**Prompt**
Which lines in the records below contain the word "takes"? Copy each one out.

**Material for this exercise**
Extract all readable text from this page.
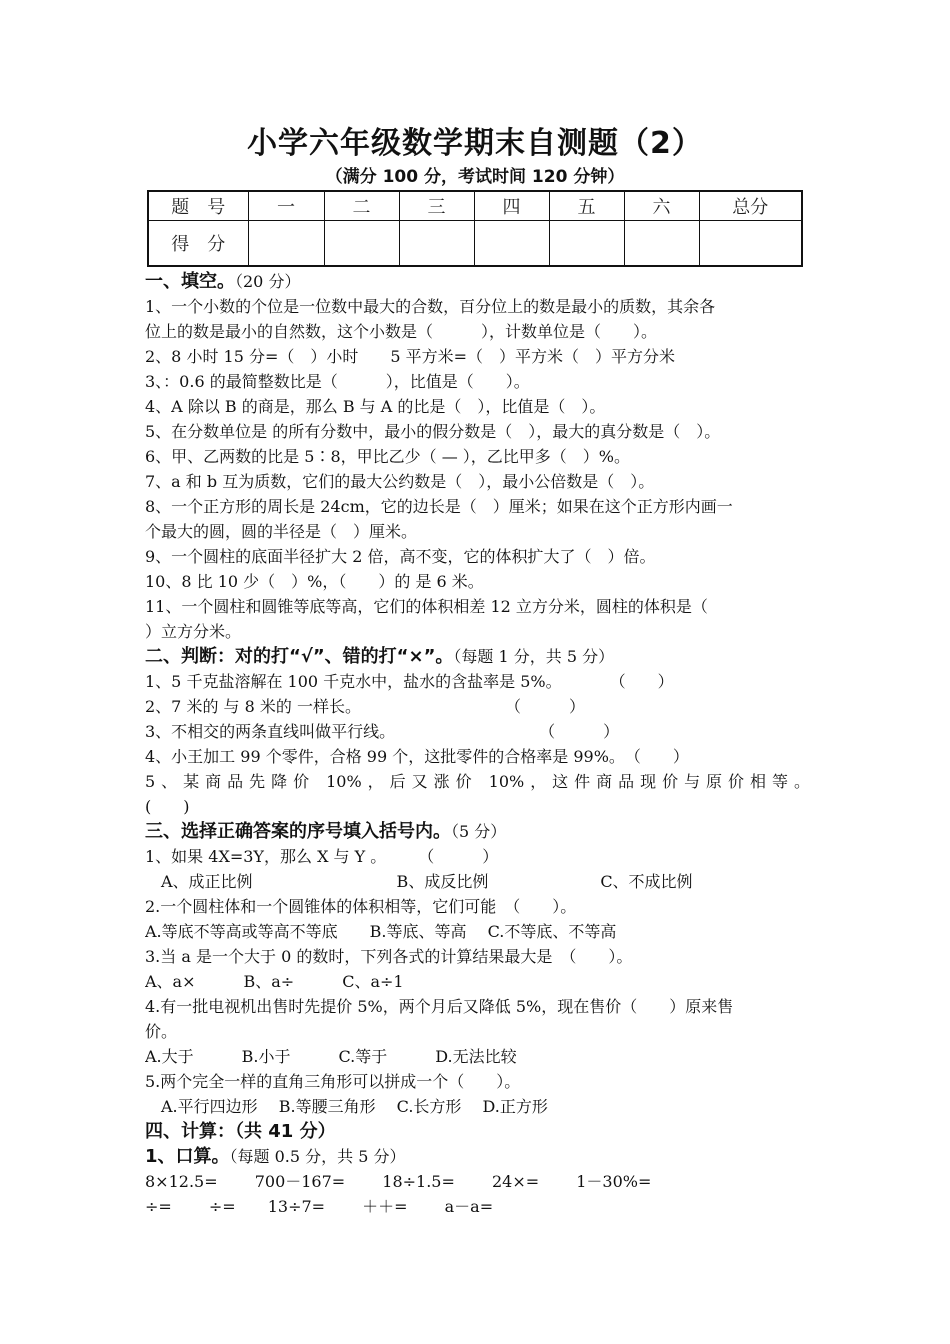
小学六年级数学期末自测题（2）
（满分 100 分，考试时间 120 分钟）
题　号	一	二	三	四	五	六	总分
得　分							
一、填空。（20 分）
1、一个小数的个位是一位数中最大的合数，百分位上的数是最小的质数，其余各
位上的数是最小的自然数，这个小数是（　　　），计数单位是（　　）。
2、8 小时 15 分=（　）小时　　5 平方米=（　）平方米（　）平方分米
3、：0.6 的最简整数比是（　　　），比值是（　　）。
4、A 除以 B 的商是，那么 B 与 A 的比是（　），比值是（　）。
5、在分数单位是 的所有分数中，最小的假分数是（　），最大的真分数是（　）。
6、甲、乙两数的比是 5∶8，甲比乙少（ — ），乙比甲多（　）%。
7、a 和 b 互为质数，它们的最大公约数是（　），最小公倍数是（　）。
8、一个正方形的周长是 24cm，它的边长是（　）厘米；如果在这个正方形内画一
个最大的圆，圆的半径是（　）厘米。
9、一个圆柱的底面半径扩大 2 倍，高不变，它的体积扩大了（　）倍。
10、8 比 10 少（　）%，（　　）的 是 6 米。
11、一个圆柱和圆锥等底等高，它们的体积相差 12 立方分米，圆柱的体积是（
）立方分米。
二、判断：对的打“√”、错的打“×”。（每题 1 分，共 5 分）
1、5 千克盐溶解在 100 千克水中，盐水的含盐率是 5%。　　　　（　　）
2、7 米的 与 8 米的 一样长。　　　　　　　　　　（　　　）
3、不相交的两条直线叫做平行线。　　　　　　　　　　（　　　）
4、小王加工 99 个零件，合格 99 个，这批零件的合格率是 99%。　（　　）
5、某商品先降价 10%，后又涨价 10%，这件商品现价与原价相等。
(　　)
三、选择正确答案的序号填入括号内。（5 分）
1、如果 4X=3Y，那么 X 与 Y 。　　　（　　　）
　A、成正比例　　　　　　　　　B、成反比例　　　　　　　C、不成比例
2.一个圆柱体和一个圆锥体的体积相等，它们可能　（　　）。
A.等底不等高或等高不等底　　B.等底、等高　 C.不等底、不等高
3.当 a 是一个大于 0 的数时，下列各式的计算结果最大是　（　　）。
A、a×　　　B、a÷　　　C、a÷1
4.有一批电视机出售时先提价 5%，两个月后又降低 5%，现在售价（　　）原来售
价。
A.大于　　　B.小于　　　C.等于　　　D.无法比较
5.两个完全一样的直角三角形可以拼成一个（　　）。
　A.平行四边形　 B.等腰三角形　 C.长方形　 D.正方形
四、计算：（共 41 分）
1、口算。（每题 0.5 分，共 5 分）
8×12.5=　　 700－167=　　 18÷1.5=　　 24×=　　 1－30%=
÷=　　 ÷=　　13÷7=　　 ＋＋=　　 a－a=
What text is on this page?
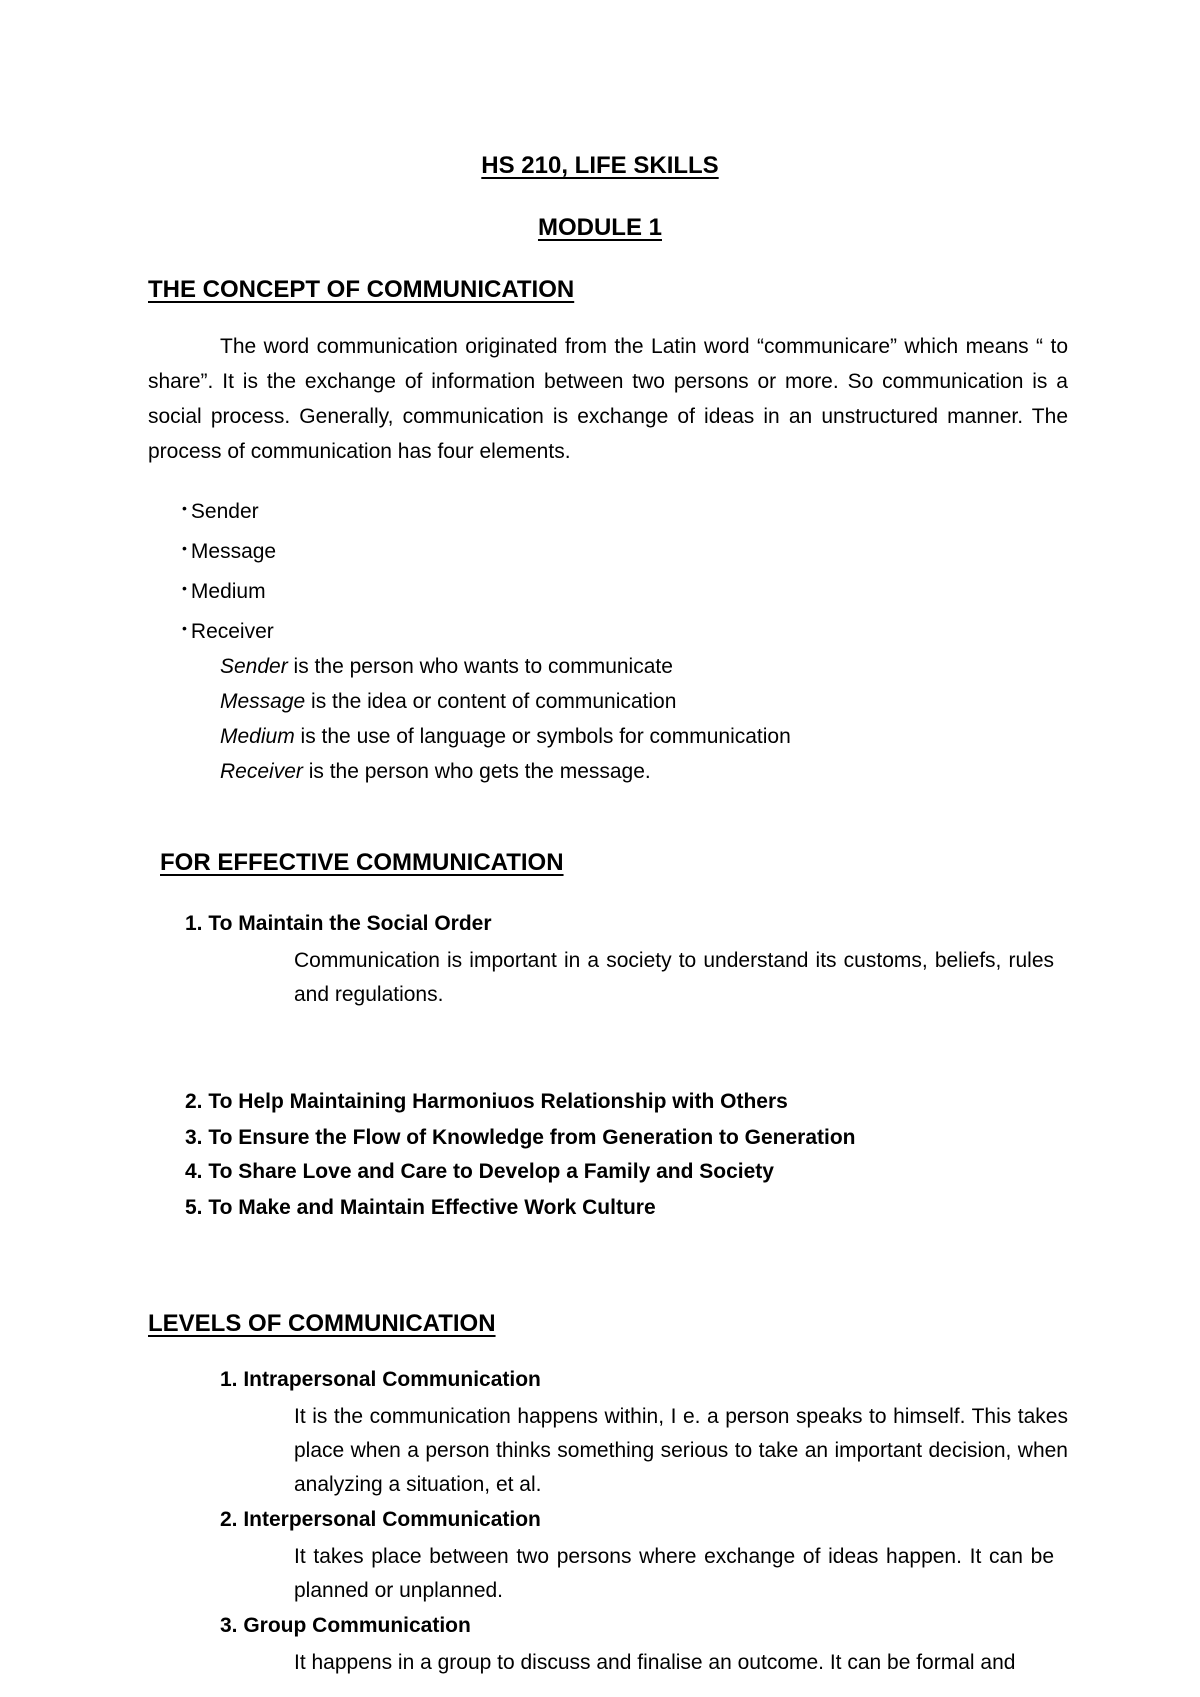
HS 210, LIFE SKILLS
MODULE 1
THE CONCEPT OF COMMUNICATION
The word communication originated from the Latin word “communicare” which means “ to share”. It is the exchange of information between two persons or more. So communication is a social process. Generally, communication is exchange of ideas in an unstructured manner. The process of communication has four elements.
• Sender
• Message
• Medium
• Receiver
Sender is the person who wants to communicate
Message is the idea or content of communication
Medium is the use of language or symbols for communication
Receiver is the person who gets the message.
FOR EFFECTIVE COMMUNICATION
1. To Maintain the Social Order
Communication is important in a society to understand its customs, beliefs, rules and regulations.
2. To Help Maintaining Harmoniuos Relationship with Others
3. To Ensure the Flow of Knowledge from Generation to Generation
4. To Share Love and Care to Develop a Family and Society
5. To Make and Maintain Effective Work Culture
LEVELS OF COMMUNICATION
1. Intrapersonal Communication
It is the communication happens within, I e. a person speaks to himself. This takes place when a person thinks something serious to take an important decision, when analyzing a situation, et al.
2. Interpersonal Communication
It takes place between two persons where exchange of ideas happen. It can be planned or unplanned.
3. Group Communication
It happens in a group to discuss and finalise an outcome. It can be formal and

**Solution to the exercise**
It is the communication happens within, I e. a person speaks to himself. This takes place when a person thinks something serious to take an important decision, when analyzing a situation, et al.
It takes place between two persons where exchange of ideas happen. It can be planned or unplanned.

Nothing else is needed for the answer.